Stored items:
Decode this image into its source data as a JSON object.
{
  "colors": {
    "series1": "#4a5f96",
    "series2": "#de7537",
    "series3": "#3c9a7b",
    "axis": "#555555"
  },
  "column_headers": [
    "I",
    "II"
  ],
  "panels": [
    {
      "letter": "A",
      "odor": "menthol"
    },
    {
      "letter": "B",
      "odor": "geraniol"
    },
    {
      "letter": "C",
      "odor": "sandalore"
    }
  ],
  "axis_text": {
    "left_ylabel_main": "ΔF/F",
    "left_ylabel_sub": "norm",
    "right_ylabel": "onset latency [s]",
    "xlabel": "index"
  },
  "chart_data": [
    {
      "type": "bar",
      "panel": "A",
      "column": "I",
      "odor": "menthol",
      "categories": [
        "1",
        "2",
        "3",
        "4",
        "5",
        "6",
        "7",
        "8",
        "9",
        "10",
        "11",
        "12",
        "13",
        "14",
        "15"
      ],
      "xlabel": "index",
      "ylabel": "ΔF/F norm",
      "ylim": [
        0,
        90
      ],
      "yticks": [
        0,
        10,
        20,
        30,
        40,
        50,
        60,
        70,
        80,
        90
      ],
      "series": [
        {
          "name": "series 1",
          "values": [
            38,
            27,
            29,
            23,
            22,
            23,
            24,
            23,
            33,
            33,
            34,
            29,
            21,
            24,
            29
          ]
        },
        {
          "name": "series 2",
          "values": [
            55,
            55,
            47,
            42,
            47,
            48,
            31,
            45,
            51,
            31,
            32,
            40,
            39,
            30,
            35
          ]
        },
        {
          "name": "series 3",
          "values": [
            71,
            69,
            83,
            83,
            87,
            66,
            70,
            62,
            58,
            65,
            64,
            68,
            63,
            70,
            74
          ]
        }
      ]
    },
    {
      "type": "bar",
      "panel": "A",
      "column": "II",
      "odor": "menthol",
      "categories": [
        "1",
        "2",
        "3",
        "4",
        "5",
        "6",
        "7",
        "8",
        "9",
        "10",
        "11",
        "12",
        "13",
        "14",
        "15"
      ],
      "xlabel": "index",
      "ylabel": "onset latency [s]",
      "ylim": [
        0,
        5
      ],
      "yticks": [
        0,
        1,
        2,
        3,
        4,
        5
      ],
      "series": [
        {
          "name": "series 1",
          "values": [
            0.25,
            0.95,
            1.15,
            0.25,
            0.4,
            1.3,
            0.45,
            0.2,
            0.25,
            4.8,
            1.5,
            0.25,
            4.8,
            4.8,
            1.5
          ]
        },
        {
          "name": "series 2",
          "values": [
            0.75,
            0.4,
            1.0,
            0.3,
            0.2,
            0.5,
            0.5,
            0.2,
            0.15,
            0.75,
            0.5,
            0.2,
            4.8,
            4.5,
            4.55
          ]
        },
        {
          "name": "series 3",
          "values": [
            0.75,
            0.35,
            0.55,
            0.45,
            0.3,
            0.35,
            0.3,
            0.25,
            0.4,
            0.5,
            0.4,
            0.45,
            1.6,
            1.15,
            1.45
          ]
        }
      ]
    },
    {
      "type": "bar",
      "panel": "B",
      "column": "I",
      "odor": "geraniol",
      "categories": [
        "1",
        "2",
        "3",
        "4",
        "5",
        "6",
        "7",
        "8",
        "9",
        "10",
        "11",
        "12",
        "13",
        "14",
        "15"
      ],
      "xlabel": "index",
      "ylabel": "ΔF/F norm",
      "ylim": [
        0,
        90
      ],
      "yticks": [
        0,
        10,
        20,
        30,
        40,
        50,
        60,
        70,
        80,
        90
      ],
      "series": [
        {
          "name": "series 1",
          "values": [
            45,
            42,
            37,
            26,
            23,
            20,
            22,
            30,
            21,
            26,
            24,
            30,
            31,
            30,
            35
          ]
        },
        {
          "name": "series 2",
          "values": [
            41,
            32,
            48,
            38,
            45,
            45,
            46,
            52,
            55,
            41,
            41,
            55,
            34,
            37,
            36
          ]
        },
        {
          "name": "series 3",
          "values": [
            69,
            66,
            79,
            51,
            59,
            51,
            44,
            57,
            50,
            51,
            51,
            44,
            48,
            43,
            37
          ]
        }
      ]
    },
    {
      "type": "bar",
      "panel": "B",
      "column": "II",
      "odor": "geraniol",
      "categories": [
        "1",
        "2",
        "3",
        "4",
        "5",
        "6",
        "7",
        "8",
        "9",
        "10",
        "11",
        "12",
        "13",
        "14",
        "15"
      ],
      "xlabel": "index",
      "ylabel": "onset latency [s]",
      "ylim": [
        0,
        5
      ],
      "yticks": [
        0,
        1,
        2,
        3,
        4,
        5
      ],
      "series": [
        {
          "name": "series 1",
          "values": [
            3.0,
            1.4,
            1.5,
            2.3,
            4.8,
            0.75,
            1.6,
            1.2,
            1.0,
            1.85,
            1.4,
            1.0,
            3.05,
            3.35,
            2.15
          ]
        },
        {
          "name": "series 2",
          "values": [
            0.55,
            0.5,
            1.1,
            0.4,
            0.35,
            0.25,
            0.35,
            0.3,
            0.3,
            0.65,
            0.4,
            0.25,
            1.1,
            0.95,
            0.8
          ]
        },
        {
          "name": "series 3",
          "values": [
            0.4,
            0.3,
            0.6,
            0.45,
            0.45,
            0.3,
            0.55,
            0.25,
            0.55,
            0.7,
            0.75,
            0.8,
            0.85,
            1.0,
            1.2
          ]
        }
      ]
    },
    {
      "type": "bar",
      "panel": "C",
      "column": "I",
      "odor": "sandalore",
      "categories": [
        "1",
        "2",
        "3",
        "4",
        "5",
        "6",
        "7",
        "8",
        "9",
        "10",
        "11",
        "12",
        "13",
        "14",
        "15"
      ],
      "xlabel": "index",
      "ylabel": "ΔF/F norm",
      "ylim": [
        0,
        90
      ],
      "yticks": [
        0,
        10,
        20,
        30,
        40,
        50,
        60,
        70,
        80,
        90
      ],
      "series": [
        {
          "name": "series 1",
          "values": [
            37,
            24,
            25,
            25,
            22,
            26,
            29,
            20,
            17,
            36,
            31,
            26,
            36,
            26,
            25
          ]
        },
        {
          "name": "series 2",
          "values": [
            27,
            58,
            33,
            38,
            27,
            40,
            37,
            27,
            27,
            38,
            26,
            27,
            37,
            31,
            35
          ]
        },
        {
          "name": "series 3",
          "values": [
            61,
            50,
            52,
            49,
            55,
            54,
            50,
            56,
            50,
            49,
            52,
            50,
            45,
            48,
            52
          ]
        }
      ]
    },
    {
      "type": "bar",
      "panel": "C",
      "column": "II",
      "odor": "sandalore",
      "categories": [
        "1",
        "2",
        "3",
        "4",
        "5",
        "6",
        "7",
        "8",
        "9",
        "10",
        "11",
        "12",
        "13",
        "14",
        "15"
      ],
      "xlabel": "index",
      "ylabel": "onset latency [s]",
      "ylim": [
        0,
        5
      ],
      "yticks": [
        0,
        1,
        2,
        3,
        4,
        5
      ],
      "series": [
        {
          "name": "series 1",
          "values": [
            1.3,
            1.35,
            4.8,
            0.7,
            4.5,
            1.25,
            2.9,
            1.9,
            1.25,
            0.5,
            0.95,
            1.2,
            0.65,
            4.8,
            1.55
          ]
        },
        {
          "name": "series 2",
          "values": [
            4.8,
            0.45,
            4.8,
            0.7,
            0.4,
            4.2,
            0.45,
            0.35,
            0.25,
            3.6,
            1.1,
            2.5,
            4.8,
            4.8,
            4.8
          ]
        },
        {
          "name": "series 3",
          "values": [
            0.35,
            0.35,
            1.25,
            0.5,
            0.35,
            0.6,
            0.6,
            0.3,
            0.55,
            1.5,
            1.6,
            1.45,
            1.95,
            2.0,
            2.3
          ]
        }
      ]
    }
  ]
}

WHAT NEEDS TO BE DONE: Copy each line of the data exactly, leaving nothing out.

SOLUTION TO THE PROBLEM:
Decode this image into its source data as a JSON object.
{
  "colors": {
    "series1": "#4a5f96",
    "series2": "#de7537",
    "series3": "#3c9a7b",
    "axis": "#555555"
  },
  "column_headers": [
    "I",
    "II"
  ],
  "panels": [
    {
      "letter": "A",
      "odor": "menthol"
    },
    {
      "letter": "B",
      "odor": "geraniol"
    },
    {
      "letter": "C",
      "odor": "sandalore"
    }
  ],
  "axis_text": {
    "left_ylabel_main": "ΔF/F",
    "left_ylabel_sub": "norm",
    "right_ylabel": "onset latency [s]",
    "xlabel": "index"
  },
  "chart_data": [
    {
      "type": "bar",
      "panel": "A",
      "column": "I",
      "odor": "menthol",
      "categories": [
        "1",
        "2",
        "3",
        "4",
        "5",
        "6",
        "7",
        "8",
        "9",
        "10",
        "11",
        "12",
        "13",
        "14",
        "15"
      ],
      "xlabel": "index",
      "ylabel": "ΔF/F norm",
      "ylim": [
        0,
        90
      ],
      "yticks": [
        0,
        10,
        20,
        30,
        40,
        50,
        60,
        70,
        80,
        90
      ],
      "series": [
        {
          "name": "series 1",
          "values": [
            38,
            27,
            29,
            23,
            22,
            23,
            24,
            23,
            33,
            33,
            34,
            29,
            21,
            24,
            29
          ]
        },
        {
          "name": "series 2",
          "values": [
            55,
            55,
            47,
            42,
            47,
            48,
            31,
            45,
            51,
            31,
            32,
            40,
            39,
            30,
            35
          ]
        },
        {
          "name": "series 3",
          "values": [
            71,
            69,
            83,
            83,
            87,
            66,
            70,
            62,
            58,
            65,
            64,
            68,
            63,
            70,
            74
          ]
        }
      ]
    },
    {
      "type": "bar",
      "panel": "A",
      "column": "II",
      "odor": "menthol",
      "categories": [
        "1",
        "2",
        "3",
        "4",
        "5",
        "6",
        "7",
        "8",
        "9",
        "10",
        "11",
        "12",
        "13",
        "14",
        "15"
      ],
      "xlabel": "index",
      "ylabel": "onset latency [s]",
      "ylim": [
        0,
        5
      ],
      "yticks": [
        0,
        1,
        2,
        3,
        4,
        5
      ],
      "series": [
        {
          "name": "series 1",
          "values": [
            0.25,
            0.95,
            1.15,
            0.25,
            0.4,
            1.3,
            0.45,
            0.2,
            0.25,
            4.8,
            1.5,
            0.25,
            4.8,
            4.8,
            1.5
          ]
        },
        {
          "name": "series 2",
          "values": [
            0.75,
            0.4,
            1.0,
            0.3,
            0.2,
            0.5,
            0.5,
            0.2,
            0.15,
            0.75,
            0.5,
            0.2,
            4.8,
            4.5,
            4.55
          ]
        },
        {
          "name": "series 3",
          "values": [
            0.75,
            0.35,
            0.55,
            0.45,
            0.3,
            0.35,
            0.3,
            0.25,
            0.4,
            0.5,
            0.4,
            0.45,
            1.6,
            1.15,
            1.45
          ]
        }
      ]
    },
    {
      "type": "bar",
      "panel": "B",
      "column": "I",
      "odor": "geraniol",
      "categories": [
        "1",
        "2",
        "3",
        "4",
        "5",
        "6",
        "7",
        "8",
        "9",
        "10",
        "11",
        "12",
        "13",
        "14",
        "15"
      ],
      "xlabel": "index",
      "ylabel": "ΔF/F norm",
      "ylim": [
        0,
        90
      ],
      "yticks": [
        0,
        10,
        20,
        30,
        40,
        50,
        60,
        70,
        80,
        90
      ],
      "series": [
        {
          "name": "series 1",
          "values": [
            45,
            42,
            37,
            26,
            23,
            20,
            22,
            30,
            21,
            26,
            24,
            30,
            31,
            30,
            35
          ]
        },
        {
          "name": "series 2",
          "values": [
            41,
            32,
            48,
            38,
            45,
            45,
            46,
            52,
            55,
            41,
            41,
            55,
            34,
            37,
            36
          ]
        },
        {
          "name": "series 3",
          "values": [
            69,
            66,
            79,
            51,
            59,
            51,
            44,
            57,
            50,
            51,
            51,
            44,
            48,
            43,
            37
          ]
        }
      ]
    },
    {
      "type": "bar",
      "panel": "B",
      "column": "II",
      "odor": "geraniol",
      "categories": [
        "1",
        "2",
        "3",
        "4",
        "5",
        "6",
        "7",
        "8",
        "9",
        "10",
        "11",
        "12",
        "13",
        "14",
        "15"
      ],
      "xlabel": "index",
      "ylabel": "onset latency [s]",
      "ylim": [
        0,
        5
      ],
      "yticks": [
        0,
        1,
        2,
        3,
        4,
        5
      ],
      "series": [
        {
          "name": "series 1",
          "values": [
            3.0,
            1.4,
            1.5,
            2.3,
            4.8,
            0.75,
            1.6,
            1.2,
            1.0,
            1.85,
            1.4,
            1.0,
            3.05,
            3.35,
            2.15
          ]
        },
        {
          "name": "series 2",
          "values": [
            0.55,
            0.5,
            1.1,
            0.4,
            0.35,
            0.25,
            0.35,
            0.3,
            0.3,
            0.65,
            0.4,
            0.25,
            1.1,
            0.95,
            0.8
          ]
        },
        {
          "name": "series 3",
          "values": [
            0.4,
            0.3,
            0.6,
            0.45,
            0.45,
            0.3,
            0.55,
            0.25,
            0.55,
            0.7,
            0.75,
            0.8,
            0.85,
            1.0,
            1.2
          ]
        }
      ]
    },
    {
      "type": "bar",
      "panel": "C",
      "column": "I",
      "odor": "sandalore",
      "categories": [
        "1",
        "2",
        "3",
        "4",
        "5",
        "6",
        "7",
        "8",
        "9",
        "10",
        "11",
        "12",
        "13",
        "14",
        "15"
      ],
      "xlabel": "index",
      "ylabel": "ΔF/F norm",
      "ylim": [
        0,
        90
      ],
      "yticks": [
        0,
        10,
        20,
        30,
        40,
        50,
        60,
        70,
        80,
        90
      ],
      "series": [
        {
          "name": "series 1",
          "values": [
            37,
            24,
            25,
            25,
            22,
            26,
            29,
            20,
            17,
            36,
            31,
            26,
            36,
            26,
            25
          ]
        },
        {
          "name": "series 2",
          "values": [
            27,
            58,
            33,
            38,
            27,
            40,
            37,
            27,
            27,
            38,
            26,
            27,
            37,
            31,
            35
          ]
        },
        {
          "name": "series 3",
          "values": [
            61,
            50,
            52,
            49,
            55,
            54,
            50,
            56,
            50,
            49,
            52,
            50,
            45,
            48,
            52
          ]
        }
      ]
    },
    {
      "type": "bar",
      "panel": "C",
      "column": "II",
      "odor": "sandalore",
      "categories": [
        "1",
        "2",
        "3",
        "4",
        "5",
        "6",
        "7",
        "8",
        "9",
        "10",
        "11",
        "12",
        "13",
        "14",
        "15"
      ],
      "xlabel": "index",
      "ylabel": "onset latency [s]",
      "ylim": [
        0,
        5
      ],
      "yticks": [
        0,
        1,
        2,
        3,
        4,
        5
      ],
      "series": [
        {
          "name": "series 1",
          "values": [
            1.3,
            1.35,
            4.8,
            0.7,
            4.5,
            1.25,
            2.9,
            1.9,
            1.25,
            0.5,
            0.95,
            1.2,
            0.65,
            4.8,
            1.55
          ]
        },
        {
          "name": "series 2",
          "values": [
            4.8,
            0.45,
            4.8,
            0.7,
            0.4,
            4.2,
            0.45,
            0.35,
            0.25,
            3.6,
            1.1,
            2.5,
            4.8,
            4.8,
            4.8
          ]
        },
        {
          "name": "series 3",
          "values": [
            0.35,
            0.35,
            1.25,
            0.5,
            0.35,
            0.6,
            0.6,
            0.3,
            0.55,
            1.5,
            1.6,
            1.45,
            1.95,
            2.0,
            2.3
          ]
        }
      ]
    }
  ]
}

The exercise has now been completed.